Records from a data source
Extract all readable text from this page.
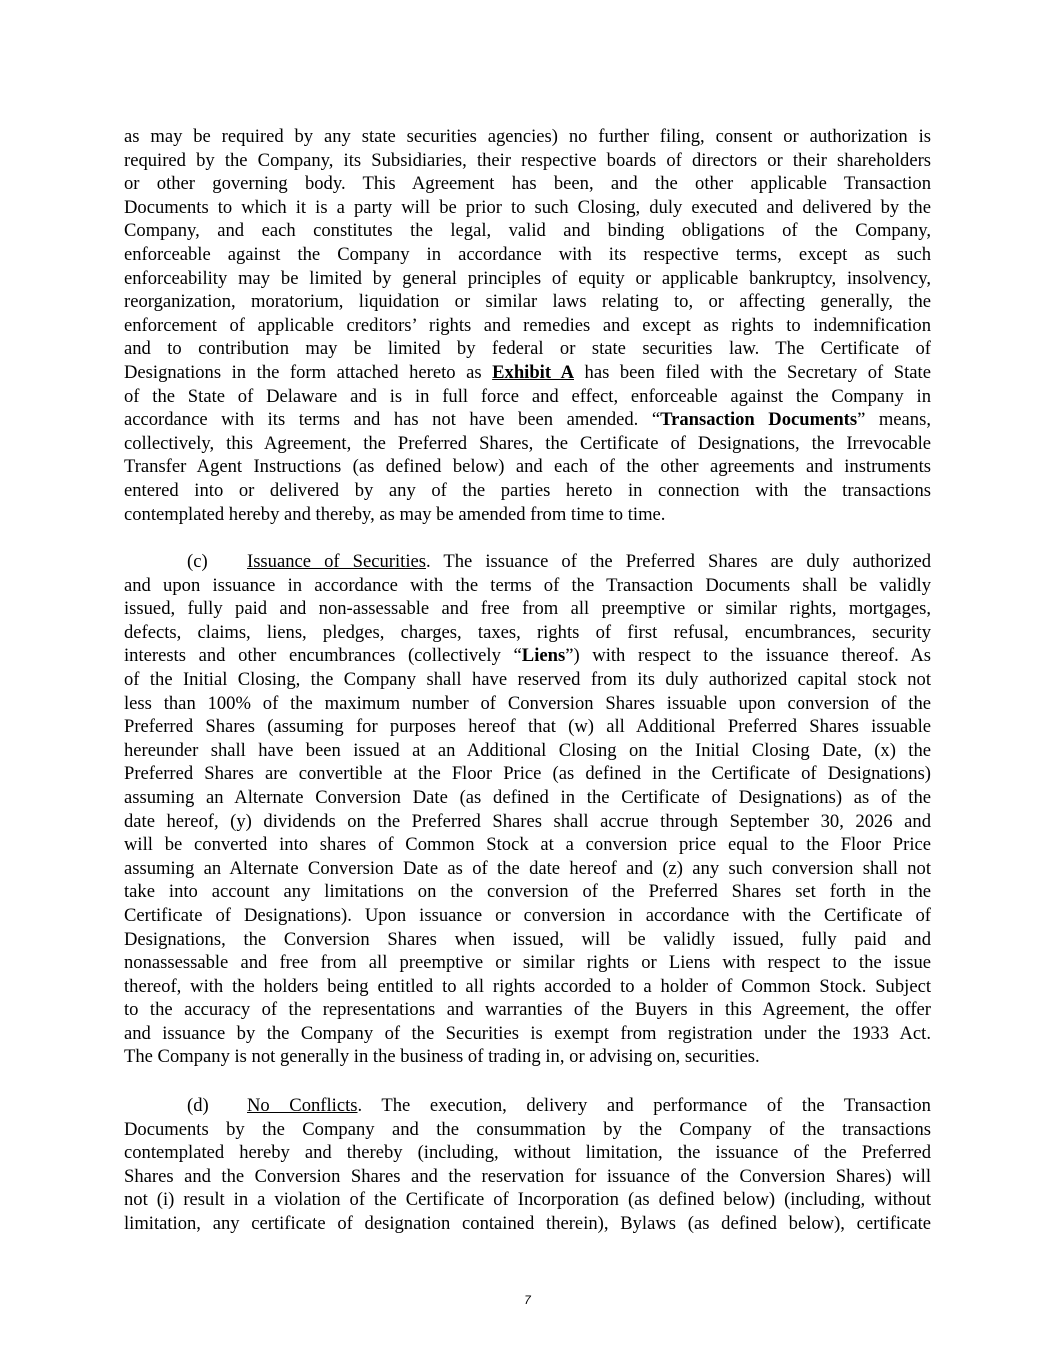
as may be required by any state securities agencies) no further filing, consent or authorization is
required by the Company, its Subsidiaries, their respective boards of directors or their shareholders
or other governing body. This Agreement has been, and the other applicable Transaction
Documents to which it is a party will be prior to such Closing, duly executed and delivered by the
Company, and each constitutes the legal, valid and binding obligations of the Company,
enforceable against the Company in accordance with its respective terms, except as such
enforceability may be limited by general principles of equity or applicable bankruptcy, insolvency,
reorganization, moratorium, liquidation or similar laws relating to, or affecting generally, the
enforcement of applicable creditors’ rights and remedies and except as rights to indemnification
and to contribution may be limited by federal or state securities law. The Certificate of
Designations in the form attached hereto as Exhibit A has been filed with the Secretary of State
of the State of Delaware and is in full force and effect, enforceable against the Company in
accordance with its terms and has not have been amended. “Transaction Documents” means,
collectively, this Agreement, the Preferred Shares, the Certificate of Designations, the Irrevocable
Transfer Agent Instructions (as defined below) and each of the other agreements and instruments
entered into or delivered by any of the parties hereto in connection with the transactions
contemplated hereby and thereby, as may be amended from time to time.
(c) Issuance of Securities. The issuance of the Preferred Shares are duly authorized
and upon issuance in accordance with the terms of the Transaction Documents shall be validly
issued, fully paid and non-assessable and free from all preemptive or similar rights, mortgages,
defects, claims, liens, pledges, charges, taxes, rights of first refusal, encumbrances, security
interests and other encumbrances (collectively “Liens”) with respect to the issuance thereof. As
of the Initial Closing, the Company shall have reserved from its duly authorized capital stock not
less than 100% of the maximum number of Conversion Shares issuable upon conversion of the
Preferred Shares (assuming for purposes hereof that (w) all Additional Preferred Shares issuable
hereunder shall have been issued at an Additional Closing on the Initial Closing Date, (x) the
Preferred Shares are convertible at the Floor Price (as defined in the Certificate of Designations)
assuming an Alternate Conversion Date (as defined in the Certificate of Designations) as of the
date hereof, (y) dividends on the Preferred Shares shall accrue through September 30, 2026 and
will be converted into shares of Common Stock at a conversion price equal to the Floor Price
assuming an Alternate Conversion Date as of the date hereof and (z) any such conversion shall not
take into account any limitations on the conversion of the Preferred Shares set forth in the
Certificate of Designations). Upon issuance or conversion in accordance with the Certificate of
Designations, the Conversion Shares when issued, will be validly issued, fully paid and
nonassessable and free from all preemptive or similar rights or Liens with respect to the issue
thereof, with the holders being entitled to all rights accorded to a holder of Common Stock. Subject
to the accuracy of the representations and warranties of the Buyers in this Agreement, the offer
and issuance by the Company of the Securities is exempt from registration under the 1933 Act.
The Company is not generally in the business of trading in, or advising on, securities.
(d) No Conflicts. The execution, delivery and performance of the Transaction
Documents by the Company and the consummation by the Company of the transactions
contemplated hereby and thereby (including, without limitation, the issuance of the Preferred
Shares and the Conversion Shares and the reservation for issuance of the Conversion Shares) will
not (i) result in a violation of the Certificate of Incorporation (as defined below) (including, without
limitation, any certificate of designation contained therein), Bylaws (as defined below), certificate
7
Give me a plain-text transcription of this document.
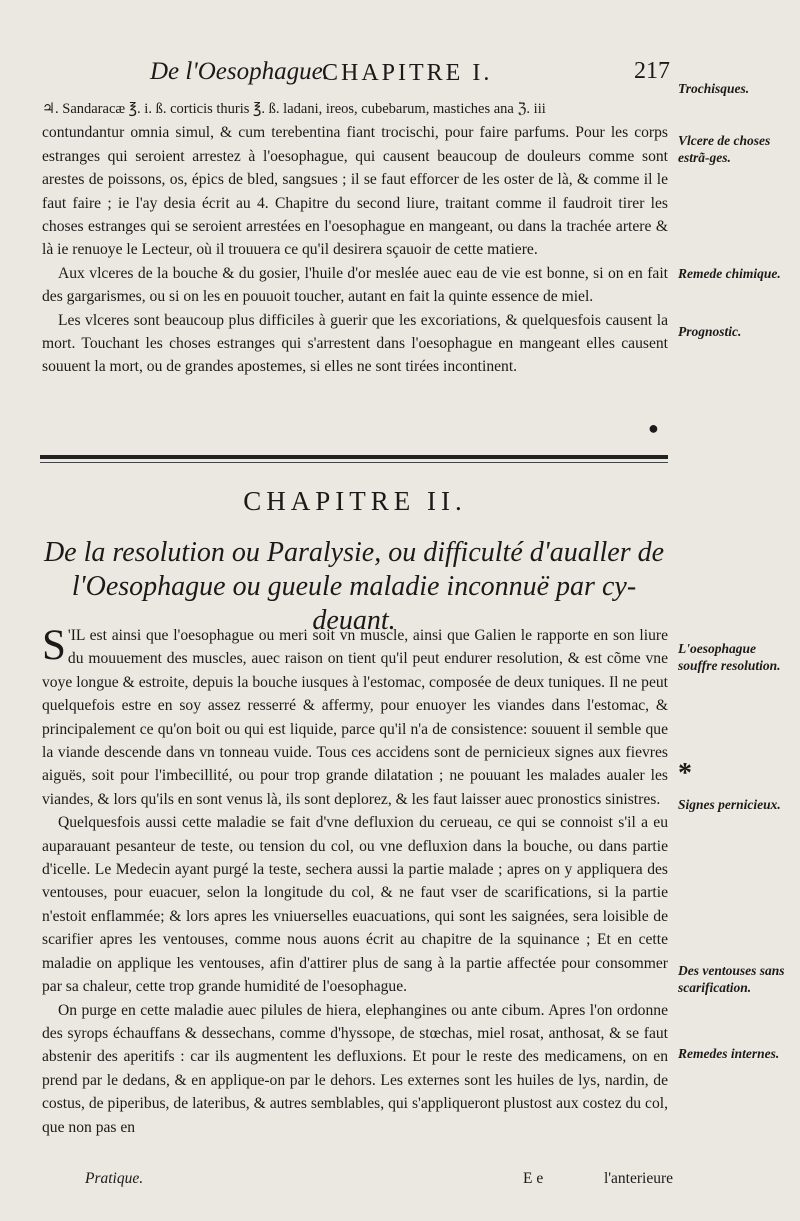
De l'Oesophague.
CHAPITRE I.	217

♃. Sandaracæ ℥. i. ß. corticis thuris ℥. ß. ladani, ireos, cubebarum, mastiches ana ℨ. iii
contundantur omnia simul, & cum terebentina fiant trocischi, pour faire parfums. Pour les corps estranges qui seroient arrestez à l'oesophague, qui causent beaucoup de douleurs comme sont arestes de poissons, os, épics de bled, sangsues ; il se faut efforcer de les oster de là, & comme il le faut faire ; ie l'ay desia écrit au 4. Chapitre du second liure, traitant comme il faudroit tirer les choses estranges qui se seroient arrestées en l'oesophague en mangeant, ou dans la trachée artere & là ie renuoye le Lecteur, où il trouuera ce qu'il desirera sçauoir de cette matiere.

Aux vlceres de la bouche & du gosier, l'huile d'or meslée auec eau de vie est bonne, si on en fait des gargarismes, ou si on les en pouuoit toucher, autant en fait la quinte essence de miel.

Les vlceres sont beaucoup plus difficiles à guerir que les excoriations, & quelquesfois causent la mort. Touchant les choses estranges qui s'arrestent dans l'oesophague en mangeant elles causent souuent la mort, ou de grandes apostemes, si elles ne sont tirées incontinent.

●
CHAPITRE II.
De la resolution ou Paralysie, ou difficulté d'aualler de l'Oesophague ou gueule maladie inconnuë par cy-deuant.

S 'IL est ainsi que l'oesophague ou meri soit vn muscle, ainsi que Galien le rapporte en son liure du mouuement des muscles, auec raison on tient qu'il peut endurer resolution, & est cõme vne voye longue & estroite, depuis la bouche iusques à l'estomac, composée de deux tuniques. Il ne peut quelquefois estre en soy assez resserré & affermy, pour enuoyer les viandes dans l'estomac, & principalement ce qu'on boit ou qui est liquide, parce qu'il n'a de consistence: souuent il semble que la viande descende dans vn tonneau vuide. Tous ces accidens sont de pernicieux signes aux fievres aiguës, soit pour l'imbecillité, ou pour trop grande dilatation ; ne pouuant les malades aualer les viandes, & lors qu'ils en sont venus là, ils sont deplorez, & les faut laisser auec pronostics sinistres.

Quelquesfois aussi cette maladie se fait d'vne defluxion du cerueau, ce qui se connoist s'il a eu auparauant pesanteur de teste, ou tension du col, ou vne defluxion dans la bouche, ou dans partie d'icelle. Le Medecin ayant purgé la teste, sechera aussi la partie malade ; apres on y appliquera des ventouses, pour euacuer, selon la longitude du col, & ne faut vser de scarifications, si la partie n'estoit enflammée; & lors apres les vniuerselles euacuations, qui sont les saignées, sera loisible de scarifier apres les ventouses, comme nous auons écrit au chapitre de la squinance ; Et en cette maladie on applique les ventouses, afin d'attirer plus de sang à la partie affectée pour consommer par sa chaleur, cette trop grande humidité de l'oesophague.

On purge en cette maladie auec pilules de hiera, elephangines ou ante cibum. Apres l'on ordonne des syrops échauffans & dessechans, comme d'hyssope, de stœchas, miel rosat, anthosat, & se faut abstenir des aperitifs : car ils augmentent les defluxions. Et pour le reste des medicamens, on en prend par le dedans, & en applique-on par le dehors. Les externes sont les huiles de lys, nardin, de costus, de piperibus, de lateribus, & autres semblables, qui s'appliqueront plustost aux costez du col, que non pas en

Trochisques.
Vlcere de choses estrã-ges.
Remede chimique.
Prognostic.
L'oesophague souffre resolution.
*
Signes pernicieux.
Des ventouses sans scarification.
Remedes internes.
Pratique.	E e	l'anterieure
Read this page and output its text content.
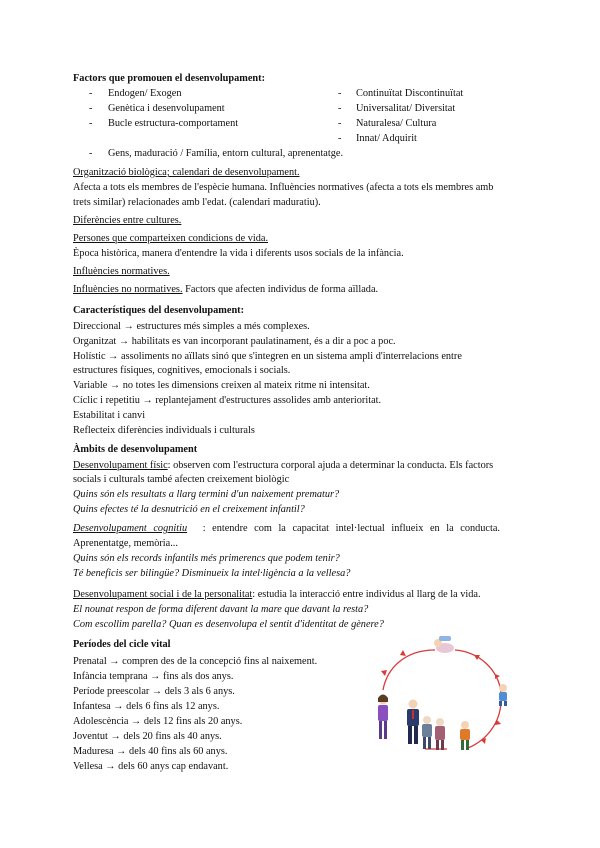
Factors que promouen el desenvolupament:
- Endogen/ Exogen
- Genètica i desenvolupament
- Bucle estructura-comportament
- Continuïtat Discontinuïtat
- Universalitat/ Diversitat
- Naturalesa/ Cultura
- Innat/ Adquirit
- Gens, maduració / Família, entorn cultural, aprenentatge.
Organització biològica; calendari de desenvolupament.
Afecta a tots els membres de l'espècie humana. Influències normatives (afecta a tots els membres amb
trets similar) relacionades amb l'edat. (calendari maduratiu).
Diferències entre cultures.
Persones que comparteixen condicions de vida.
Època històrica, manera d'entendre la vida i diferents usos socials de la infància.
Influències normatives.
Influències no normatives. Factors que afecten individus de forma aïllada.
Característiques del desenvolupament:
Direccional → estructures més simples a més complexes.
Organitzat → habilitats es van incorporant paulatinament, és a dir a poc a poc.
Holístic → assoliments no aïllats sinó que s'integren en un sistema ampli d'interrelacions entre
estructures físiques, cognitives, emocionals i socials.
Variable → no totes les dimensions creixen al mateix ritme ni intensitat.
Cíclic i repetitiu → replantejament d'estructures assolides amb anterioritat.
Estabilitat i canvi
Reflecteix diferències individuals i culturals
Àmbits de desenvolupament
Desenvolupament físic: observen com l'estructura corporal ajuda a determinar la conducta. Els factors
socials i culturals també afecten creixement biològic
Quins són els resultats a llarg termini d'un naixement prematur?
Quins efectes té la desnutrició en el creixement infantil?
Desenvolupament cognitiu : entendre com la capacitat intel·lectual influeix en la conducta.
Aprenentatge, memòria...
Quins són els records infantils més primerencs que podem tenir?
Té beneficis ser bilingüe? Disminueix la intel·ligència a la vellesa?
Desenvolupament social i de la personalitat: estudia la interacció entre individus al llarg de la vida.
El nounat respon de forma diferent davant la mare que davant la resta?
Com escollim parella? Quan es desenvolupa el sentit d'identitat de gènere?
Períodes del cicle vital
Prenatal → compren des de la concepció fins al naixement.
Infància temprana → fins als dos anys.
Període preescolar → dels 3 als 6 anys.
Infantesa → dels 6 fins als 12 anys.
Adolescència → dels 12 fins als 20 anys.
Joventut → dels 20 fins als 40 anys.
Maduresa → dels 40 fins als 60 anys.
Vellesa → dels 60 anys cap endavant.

Given request
Search the lines for the string "have" and copy every line that has it.

Exercise response
accordance with its terms and has not have been amended. “Transaction Documents” means,
of the Initial Closing, the Company shall have reserved from its duly authorized capital stock not
hereunder shall have been issued at an Additional Closing on the Initial Closing Date, (x) the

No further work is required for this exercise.